- [What is required] Please state which software the abstract excerpt says was used for the analyses.

Background/Purpose: Treatment efficacy for rheumatoid arthritis is often measured through disease assessments containing subjective input from the provider, the patient, or both. Here we compare scores from same-day CDAI and RAPID3 during treatment and at treatment discontinuation, to evaluate whether these disease assessments are aligned and are indicative of disease management.

Methods: Data are specific to patients in care by the American Rheumatology Network, and reside in PIONEER Rheumatology, an enhanced database combining fielded EMR data with extracted information from open text (office visits, infusions logs, and provider-patient communications). Study population: 61,312 patients with RA receiving conventional synthetic, targeted synthetic (ts), and/or biologic (b) DMARDs between 2014 to 2021 and with same day CDAI and RAPID3 scores. Total observations: 167,990 disease assessment scores, 83,995 patient-dates. Analyses conducted using R v.3.6: Spearman's rho (score classifications), Pearson correlation (numeric scores), and Cohen's weighted Kappa (score classification). Discontinuation analyses were limited to ts/bDMARD episodes and scores considered were closest to but between -90 to +14 days of discontinuation. Rapid3 and CDAI were split into low/remission, moderate, and severe disease activity.

[Page segmentation data]
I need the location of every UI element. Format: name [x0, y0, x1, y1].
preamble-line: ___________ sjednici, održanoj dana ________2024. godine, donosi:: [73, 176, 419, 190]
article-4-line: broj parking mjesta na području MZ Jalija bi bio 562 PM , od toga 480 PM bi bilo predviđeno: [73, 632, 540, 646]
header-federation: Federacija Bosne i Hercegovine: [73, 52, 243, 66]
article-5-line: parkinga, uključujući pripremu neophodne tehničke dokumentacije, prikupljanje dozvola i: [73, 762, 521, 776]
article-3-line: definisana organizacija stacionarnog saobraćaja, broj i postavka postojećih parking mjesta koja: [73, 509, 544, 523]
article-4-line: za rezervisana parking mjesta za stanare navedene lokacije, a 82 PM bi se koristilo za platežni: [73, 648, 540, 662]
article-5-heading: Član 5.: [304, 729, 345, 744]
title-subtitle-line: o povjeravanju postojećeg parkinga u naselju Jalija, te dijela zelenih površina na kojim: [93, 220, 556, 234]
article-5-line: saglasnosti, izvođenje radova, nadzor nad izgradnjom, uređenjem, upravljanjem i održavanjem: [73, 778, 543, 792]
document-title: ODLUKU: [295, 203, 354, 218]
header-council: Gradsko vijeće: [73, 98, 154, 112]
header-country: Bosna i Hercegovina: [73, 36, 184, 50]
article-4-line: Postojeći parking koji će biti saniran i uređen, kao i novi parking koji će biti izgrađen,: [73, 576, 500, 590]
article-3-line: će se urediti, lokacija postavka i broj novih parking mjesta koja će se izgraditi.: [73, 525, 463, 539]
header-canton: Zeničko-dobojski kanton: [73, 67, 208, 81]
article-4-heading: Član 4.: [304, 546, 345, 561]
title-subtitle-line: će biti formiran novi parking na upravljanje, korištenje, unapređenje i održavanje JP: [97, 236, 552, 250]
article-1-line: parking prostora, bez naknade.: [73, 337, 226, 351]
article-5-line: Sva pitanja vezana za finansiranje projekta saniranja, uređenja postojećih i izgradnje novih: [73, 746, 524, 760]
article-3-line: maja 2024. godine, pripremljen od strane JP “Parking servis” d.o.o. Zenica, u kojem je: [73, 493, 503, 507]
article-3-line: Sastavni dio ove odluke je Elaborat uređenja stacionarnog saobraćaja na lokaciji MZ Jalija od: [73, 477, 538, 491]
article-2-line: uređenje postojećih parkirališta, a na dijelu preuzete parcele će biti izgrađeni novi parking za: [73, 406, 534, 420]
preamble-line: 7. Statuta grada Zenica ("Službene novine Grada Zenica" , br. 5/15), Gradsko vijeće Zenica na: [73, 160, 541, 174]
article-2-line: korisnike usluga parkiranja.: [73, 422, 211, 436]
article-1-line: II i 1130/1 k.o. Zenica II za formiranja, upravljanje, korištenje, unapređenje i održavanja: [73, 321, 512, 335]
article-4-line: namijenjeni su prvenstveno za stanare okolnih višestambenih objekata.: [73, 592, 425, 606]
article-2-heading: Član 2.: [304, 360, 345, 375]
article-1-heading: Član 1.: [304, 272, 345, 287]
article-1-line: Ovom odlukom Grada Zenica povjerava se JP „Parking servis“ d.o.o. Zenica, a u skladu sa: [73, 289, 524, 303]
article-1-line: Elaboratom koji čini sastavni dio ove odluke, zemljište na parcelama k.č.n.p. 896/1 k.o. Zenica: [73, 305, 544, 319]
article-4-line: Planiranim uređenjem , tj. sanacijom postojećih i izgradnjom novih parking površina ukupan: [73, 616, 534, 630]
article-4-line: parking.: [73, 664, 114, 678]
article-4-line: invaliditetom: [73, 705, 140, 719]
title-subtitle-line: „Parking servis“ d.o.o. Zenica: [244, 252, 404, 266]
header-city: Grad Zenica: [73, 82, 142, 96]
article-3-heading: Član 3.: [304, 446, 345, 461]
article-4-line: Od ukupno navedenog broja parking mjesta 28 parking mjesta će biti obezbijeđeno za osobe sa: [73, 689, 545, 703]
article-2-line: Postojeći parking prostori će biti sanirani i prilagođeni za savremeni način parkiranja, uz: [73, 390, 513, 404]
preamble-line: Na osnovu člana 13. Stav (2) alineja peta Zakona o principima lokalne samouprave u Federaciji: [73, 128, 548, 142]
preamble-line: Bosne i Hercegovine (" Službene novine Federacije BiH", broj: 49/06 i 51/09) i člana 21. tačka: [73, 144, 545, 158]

- [The completed task] R v.3.6